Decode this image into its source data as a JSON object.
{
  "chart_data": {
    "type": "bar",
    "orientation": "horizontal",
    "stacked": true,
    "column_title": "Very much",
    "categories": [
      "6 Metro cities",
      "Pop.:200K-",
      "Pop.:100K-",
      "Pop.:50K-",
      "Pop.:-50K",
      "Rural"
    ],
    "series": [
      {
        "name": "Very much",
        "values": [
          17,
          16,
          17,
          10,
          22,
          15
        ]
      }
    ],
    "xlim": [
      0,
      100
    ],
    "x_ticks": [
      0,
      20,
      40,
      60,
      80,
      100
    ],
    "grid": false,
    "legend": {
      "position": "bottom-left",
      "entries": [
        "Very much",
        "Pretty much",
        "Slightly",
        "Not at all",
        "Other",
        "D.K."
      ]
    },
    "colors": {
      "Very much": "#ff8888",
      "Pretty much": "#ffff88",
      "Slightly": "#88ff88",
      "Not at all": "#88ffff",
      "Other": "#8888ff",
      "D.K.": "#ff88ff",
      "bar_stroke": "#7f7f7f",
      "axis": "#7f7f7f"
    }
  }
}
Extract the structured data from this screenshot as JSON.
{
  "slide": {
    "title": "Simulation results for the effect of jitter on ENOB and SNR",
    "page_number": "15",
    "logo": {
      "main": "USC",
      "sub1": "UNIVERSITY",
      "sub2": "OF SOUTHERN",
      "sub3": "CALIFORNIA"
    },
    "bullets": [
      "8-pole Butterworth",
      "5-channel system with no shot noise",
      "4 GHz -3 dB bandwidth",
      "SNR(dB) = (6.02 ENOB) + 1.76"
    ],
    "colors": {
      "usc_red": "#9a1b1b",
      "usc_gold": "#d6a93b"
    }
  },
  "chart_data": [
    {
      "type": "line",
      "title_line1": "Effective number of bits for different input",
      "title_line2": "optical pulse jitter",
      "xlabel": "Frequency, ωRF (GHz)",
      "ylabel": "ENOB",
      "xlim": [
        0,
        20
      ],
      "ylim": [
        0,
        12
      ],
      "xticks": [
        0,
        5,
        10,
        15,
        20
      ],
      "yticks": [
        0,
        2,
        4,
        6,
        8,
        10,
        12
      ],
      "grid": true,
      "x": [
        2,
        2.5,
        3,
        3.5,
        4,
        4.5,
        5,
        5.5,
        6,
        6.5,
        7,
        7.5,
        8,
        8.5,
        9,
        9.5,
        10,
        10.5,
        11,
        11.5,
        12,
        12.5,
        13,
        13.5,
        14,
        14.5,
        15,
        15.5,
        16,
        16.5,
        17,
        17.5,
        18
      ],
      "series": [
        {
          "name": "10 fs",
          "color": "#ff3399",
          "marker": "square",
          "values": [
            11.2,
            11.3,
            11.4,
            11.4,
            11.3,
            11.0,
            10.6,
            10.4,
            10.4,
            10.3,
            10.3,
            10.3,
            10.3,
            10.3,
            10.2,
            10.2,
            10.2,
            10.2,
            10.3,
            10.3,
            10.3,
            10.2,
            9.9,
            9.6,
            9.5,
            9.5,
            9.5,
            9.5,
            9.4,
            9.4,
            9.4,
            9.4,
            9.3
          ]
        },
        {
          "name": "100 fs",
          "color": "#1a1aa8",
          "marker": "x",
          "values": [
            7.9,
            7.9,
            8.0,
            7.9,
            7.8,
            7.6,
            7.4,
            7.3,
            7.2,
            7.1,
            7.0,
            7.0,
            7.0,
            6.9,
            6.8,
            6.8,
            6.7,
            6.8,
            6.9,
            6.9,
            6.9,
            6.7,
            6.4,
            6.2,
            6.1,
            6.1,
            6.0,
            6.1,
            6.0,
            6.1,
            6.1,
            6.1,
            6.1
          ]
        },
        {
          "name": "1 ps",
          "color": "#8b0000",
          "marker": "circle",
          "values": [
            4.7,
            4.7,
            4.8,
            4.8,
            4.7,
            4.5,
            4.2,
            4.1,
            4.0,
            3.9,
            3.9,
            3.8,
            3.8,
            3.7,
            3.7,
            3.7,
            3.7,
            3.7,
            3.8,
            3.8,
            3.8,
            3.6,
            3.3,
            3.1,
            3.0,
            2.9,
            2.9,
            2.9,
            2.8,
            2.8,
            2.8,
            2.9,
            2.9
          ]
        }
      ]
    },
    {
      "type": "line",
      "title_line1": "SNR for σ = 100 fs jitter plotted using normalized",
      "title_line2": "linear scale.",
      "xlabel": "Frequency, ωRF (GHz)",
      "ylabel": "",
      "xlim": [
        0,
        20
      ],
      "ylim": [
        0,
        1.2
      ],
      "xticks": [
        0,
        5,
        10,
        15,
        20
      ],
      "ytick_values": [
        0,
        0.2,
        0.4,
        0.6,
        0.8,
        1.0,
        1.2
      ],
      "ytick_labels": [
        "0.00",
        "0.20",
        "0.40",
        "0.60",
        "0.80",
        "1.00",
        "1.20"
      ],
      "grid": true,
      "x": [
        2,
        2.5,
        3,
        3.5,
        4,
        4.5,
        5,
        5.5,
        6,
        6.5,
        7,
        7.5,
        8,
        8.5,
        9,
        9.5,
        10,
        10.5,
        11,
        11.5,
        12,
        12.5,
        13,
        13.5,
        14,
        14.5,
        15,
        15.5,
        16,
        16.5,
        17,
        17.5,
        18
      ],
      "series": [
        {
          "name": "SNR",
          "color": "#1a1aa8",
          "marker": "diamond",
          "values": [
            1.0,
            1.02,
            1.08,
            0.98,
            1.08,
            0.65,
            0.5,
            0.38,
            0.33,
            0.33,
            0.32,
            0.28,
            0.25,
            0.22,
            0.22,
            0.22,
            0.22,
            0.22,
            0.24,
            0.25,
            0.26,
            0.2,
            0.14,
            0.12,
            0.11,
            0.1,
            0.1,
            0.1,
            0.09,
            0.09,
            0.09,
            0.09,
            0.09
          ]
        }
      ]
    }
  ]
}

-------------------------

Given task:
Count every line of the records that holds the string "marker". Write only the total.

Result:
4